# [Texto seleccionado]

– Los debates sobre el pasado suelen marcar las controversias políticas del presente con una intensidad a veces inusitada. Te viste involucrada en uno de ellos recientemente, ¿en qué registro se puede ubicar ese cruce de opiniones?
Para entender este cruce de opiniones hay que tener en cuenta la tensión que existe entre memoria e historia. Dentro de la primera se pueden ubicar los usos políticos del pasado. Es decir, cuando un presidente habla sobre el pasado, como hace Milei cuando se refiere a la Argentina del centenario, lo que está haciendo no es historia, sino memoria. La diferencia entre estos dos conceptos es que la memoria busca generar una identidad – política, nacional, de género, etcétera – y construir una narrativa. Generalmente, la misma se construye en relación con el presente: la memoria suele ir al pasado para tratar de legitimar o justificar un estado de cosas en el presente, o para establecer una disputa política en la coyuntura. Es una mirada que no tiene la voluntad de conocer ese pasado, sino traer el pasado al presente para dar una batalla política. En cambio, cuando un historiador profesional se acerca al pasado lo hace con otro objetivo y desde otra lógica.
-¿Cuál sería esa lógica de la historia diferente a la de la memoria?
Lo que busca es conocer mejor ese pasado no para justificar un orden de cosas desde el presente, sino porque entre el pasado y el presente hay una distancia, una diferencia. Por eso, para comprender mejor ese pasado, tiene que desligarse de las batallas políticas del presente. El problema es que, muchas veces, lo que decimos los historiadores no ayuda a justificar los mitos o las narrativas que quieren construir nuestros políticos. Y cuando eso pasa, cuando un historiador intenta mostrar lo que sucedió en el pasado – utilizando evidencia empírica, metodología historiográfica y un acercamiento crítico – esa mirada puede chocar con otras miradas, en este caso la del presidente de la Nación. Eso genera tensiones que pueden ser más o menos evidentes. En este caso, fue directamente un exabrupto. Pero hay que entender que el registro de la memoria busca consolidar una identidad política y el de la historia pretende otra cosa: conocer el pasado sin la necesidad de utilizarlo para justificar el presente.

# [Material suministrado]
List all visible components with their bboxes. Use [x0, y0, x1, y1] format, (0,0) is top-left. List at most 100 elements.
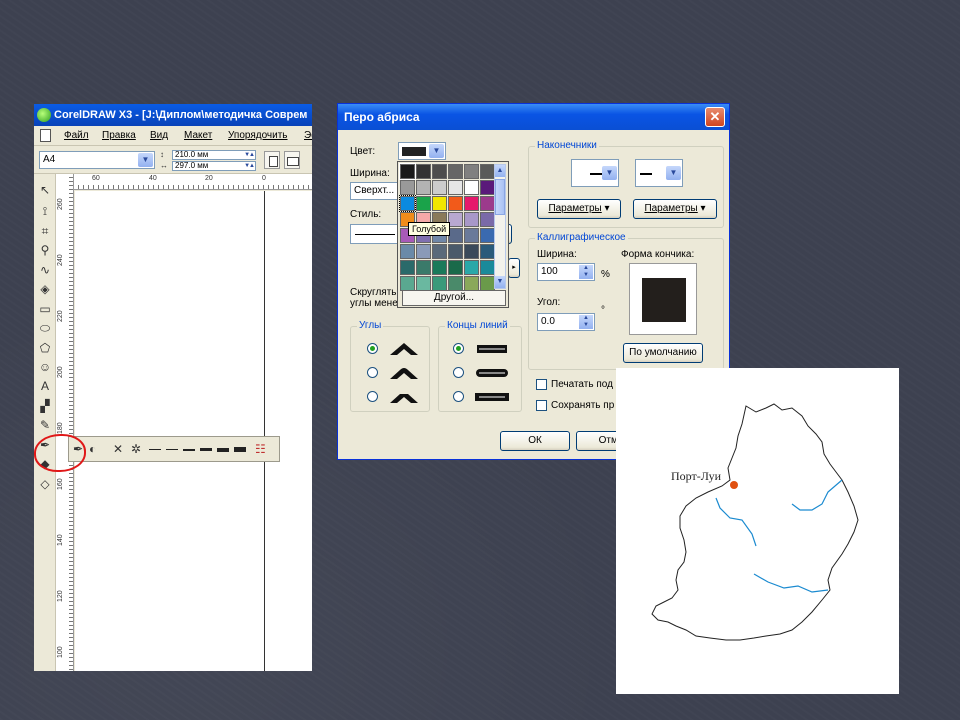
scroll-down-icon[interactable]: ▼	[495, 276, 505, 288]
miter-corner-radio[interactable]	[367, 343, 378, 354]
calli-width-field[interactable]: 100 ▲▼	[537, 263, 595, 281]
color-swatch[interactable]	[464, 212, 479, 227]
menu-arrange[interactable]: Упорядочить	[228, 130, 288, 141]
new-document-icon[interactable]	[40, 129, 51, 142]
page-width-field[interactable]: 210.0 мм ▼▲	[172, 150, 256, 160]
color-docker-icon[interactable]: ☷	[255, 442, 266, 456]
default-button[interactable]: По умолчанию	[623, 343, 703, 363]
spin-arrows-icon[interactable]: ▼▲	[244, 162, 254, 170]
close-icon[interactable]: ✕	[705, 107, 725, 127]
color-swatch[interactable]	[480, 164, 495, 179]
color-swatch[interactable]	[464, 164, 479, 179]
chevron-down-icon[interactable]: ▼	[429, 144, 444, 158]
ok-button[interactable]: ОК	[500, 431, 570, 451]
color-picker-button[interactable]: ▼	[398, 142, 446, 160]
width-select[interactable]: Сверхт...	[350, 182, 400, 200]
chevron-down-icon[interactable]: ▼	[602, 166, 617, 180]
pick-tool-icon[interactable]: ↖	[37, 182, 53, 198]
freehand-tool-icon[interactable]: ∿	[37, 262, 53, 278]
spin-arrows-icon[interactable]: ▲▼	[579, 265, 593, 279]
color-swatch[interactable]	[480, 244, 495, 259]
start-arrow-options-button[interactable]: Параметры ▾	[537, 199, 621, 219]
nib-shape-preview[interactable]	[629, 263, 697, 335]
style-select[interactable]	[350, 224, 400, 244]
color-swatch[interactable]	[432, 244, 447, 259]
color-swatch[interactable]	[448, 276, 463, 291]
color-swatch[interactable]	[448, 196, 463, 211]
color-swatch[interactable]	[400, 164, 415, 179]
page-height-field[interactable]: 297.0 мм ▼▲	[172, 161, 256, 171]
chevron-down-icon[interactable]: ▼	[666, 166, 681, 180]
menu-effects[interactable]: Эф	[304, 130, 312, 141]
eyedropper-icon[interactable]: ✎	[37, 417, 53, 433]
interactive-blend-icon[interactable]: ▞	[37, 398, 53, 414]
landscape-button[interactable]	[284, 151, 300, 169]
page-size-select[interactable]: A4 ▼	[39, 151, 155, 169]
color-swatch[interactable]	[448, 244, 463, 259]
menu-view[interactable]: Вид	[150, 130, 168, 141]
end-arrow-select[interactable]: ▼	[635, 159, 683, 187]
color-swatch[interactable]	[448, 260, 463, 275]
color-swatch[interactable]	[416, 196, 431, 211]
outline-width-hairline[interactable]	[149, 449, 161, 450]
drawing-canvas[interactable]	[75, 191, 312, 671]
palette-scrollbar[interactable]: ▲ ▼	[494, 164, 506, 289]
color-swatch[interactable]	[400, 196, 415, 211]
polygon-tool-icon[interactable]: ⬠	[37, 340, 53, 356]
color-swatch[interactable]	[416, 276, 431, 291]
color-swatch[interactable]	[416, 164, 431, 179]
end-arrow-options-button[interactable]: Параметры ▾	[633, 199, 717, 219]
menu-layout[interactable]: Макет	[184, 130, 212, 141]
no-outline-icon[interactable]: ✕	[113, 442, 123, 456]
spin-arrows-icon[interactable]: ▼▲	[244, 151, 254, 159]
edit-style-button[interactable]: ▸	[508, 258, 520, 278]
color-swatch[interactable]	[448, 212, 463, 227]
color-swatch[interactable]	[464, 180, 479, 195]
color-swatch[interactable]	[480, 180, 495, 195]
round-cap-radio[interactable]	[453, 367, 464, 378]
color-swatch[interactable]	[432, 164, 447, 179]
shape-tool-icon[interactable]: ⟟	[37, 203, 53, 219]
print-behind-checkbox[interactable]	[536, 379, 547, 390]
zoom-tool-icon[interactable]: ⚲	[37, 242, 53, 258]
outline-width-thicker[interactable]	[217, 448, 229, 452]
crop-tool-icon[interactable]: ⌗	[37, 223, 53, 239]
outline-width-thick[interactable]	[200, 448, 212, 451]
scroll-up-icon[interactable]: ▲	[495, 165, 505, 177]
interactive-fill-icon[interactable]: ◇	[37, 476, 53, 492]
outline-width-thin[interactable]	[166, 449, 178, 450]
color-swatch[interactable]	[464, 228, 479, 243]
spin-arrows-icon[interactable]: ▲▼	[579, 315, 593, 329]
smart-fill-icon[interactable]: ◈	[37, 281, 53, 297]
color-swatch[interactable]	[464, 260, 479, 275]
outline-width-thickest[interactable]	[234, 447, 246, 452]
outline-color-icon[interactable]: ◐	[89, 442, 96, 456]
rectangle-tool-icon[interactable]: ▭	[37, 301, 53, 317]
color-swatch[interactable]	[464, 196, 479, 211]
ellipse-tool-icon[interactable]: ⬭	[37, 320, 53, 336]
coreldraw-titlebar[interactable]: CorelDRAW X3 - [J:\Диплом\методичка Совр…	[34, 104, 312, 126]
color-swatch[interactable]	[480, 196, 495, 211]
color-swatch[interactable]	[432, 180, 447, 195]
color-swatch[interactable]	[464, 276, 479, 291]
color-swatch[interactable]	[400, 260, 415, 275]
square-cap-radio[interactable]	[453, 391, 464, 402]
color-swatch[interactable]	[416, 180, 431, 195]
basic-shapes-icon[interactable]: ☺	[37, 359, 53, 375]
color-swatch[interactable]	[480, 276, 495, 291]
color-swatch[interactable]	[416, 260, 431, 275]
color-swatch[interactable]	[448, 164, 463, 179]
chevron-down-icon[interactable]: ▼	[138, 153, 153, 167]
text-tool-icon[interactable]: A	[37, 378, 53, 394]
color-swatch[interactable]	[400, 180, 415, 195]
color-swatch[interactable]	[432, 276, 447, 291]
butt-cap-radio[interactable]	[453, 343, 464, 354]
color-swatch[interactable]	[448, 228, 463, 243]
color-swatch[interactable]	[432, 196, 447, 211]
color-swatch[interactable]	[400, 244, 415, 259]
dialog-titlebar[interactable]: Перо абриса ✕	[338, 104, 729, 130]
round-corner-radio[interactable]	[367, 367, 378, 378]
color-swatch[interactable]	[480, 212, 495, 227]
other-color-button[interactable]: Другой...	[402, 290, 506, 306]
menu-edit[interactable]: Правка	[102, 130, 136, 141]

# [Tarea breve]
Prosigue la entrevista sobre la diferencia entre memoria e historia a partir de su última oración.

# [Respuesta del ejercicio]
– Pensando en la tensión que plantea, ¿fue o no la Argentina una potencia mundial?
– No, no fue una potencia mundial. Esa idea tiene que ver con la narrativa que el gobierno de Milei trata de construir. Para eso hay que entender que el gobierno se mira en el espejo de la Argentina de fines del siglo XIX: oligárquica, liberal o del orden conservador, dependiendo el autor que se considere. Desde esta perspectiva, entonces, afirma que específicamente desde 1916 – con la implementación del sufragio universal, secreto y obligatorio – empieza la decadencia del país. Esa es la narrativa decadentista que el gobierno busca construir o reforzar.
– Pero entonces ¿en qué se basa el Presidente para sostener su argumento?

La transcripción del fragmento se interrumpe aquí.